Figure data in JSON:
********************
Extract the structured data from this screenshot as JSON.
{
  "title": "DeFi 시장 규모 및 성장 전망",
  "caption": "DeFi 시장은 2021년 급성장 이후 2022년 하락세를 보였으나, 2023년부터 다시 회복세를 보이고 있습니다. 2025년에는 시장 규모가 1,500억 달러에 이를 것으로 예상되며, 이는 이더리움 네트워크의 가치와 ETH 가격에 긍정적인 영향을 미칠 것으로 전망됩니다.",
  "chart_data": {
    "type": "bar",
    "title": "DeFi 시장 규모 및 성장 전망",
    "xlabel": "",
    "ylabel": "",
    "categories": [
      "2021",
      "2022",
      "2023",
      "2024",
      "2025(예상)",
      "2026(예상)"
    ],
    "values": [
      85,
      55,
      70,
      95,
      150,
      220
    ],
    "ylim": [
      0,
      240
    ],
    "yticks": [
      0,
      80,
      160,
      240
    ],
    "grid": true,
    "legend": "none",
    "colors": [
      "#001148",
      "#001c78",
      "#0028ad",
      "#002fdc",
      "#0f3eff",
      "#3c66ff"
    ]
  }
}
********************
## GIVEN INSTRUCTION
Reproduce the entries above exactly.

## RESULT OF THIS TASK
Extract the structured data from this screenshot as JSON.
{
  "title": "DeFi 시장 규모 및 성장 전망",
  "caption": "DeFi 시장은 2021년 급성장 이후 2022년 하락세를 보였으나, 2023년부터 다시 회복세를 보이고 있습니다. 2025년에는 시장 규모가 1,500억 달러에 이를 것으로 예상되며, 이는 이더리움 네트워크의 가치와 ETH 가격에 긍정적인 영향을 미칠 것으로 전망됩니다.",
  "chart_data": {
    "type": "bar",
    "title": "DeFi 시장 규모 및 성장 전망",
    "xlabel": "",
    "ylabel": "",
    "categories": [
      "2021",
      "2022",
      "2023",
      "2024",
      "2025(예상)",
      "2026(예상)"
    ],
    "values": [
      85,
      55,
      70,
      95,
      150,
      220
    ],
    "ylim": [
      0,
      240
    ],
    "yticks": [
      0,
      80,
      160,
      240
    ],
    "grid": true,
    "legend": "none",
    "colors": [
      "#001148",
      "#001c78",
      "#0028ad",
      "#002fdc",
      "#0f3eff",
      "#3c66ff"
    ]
  }
}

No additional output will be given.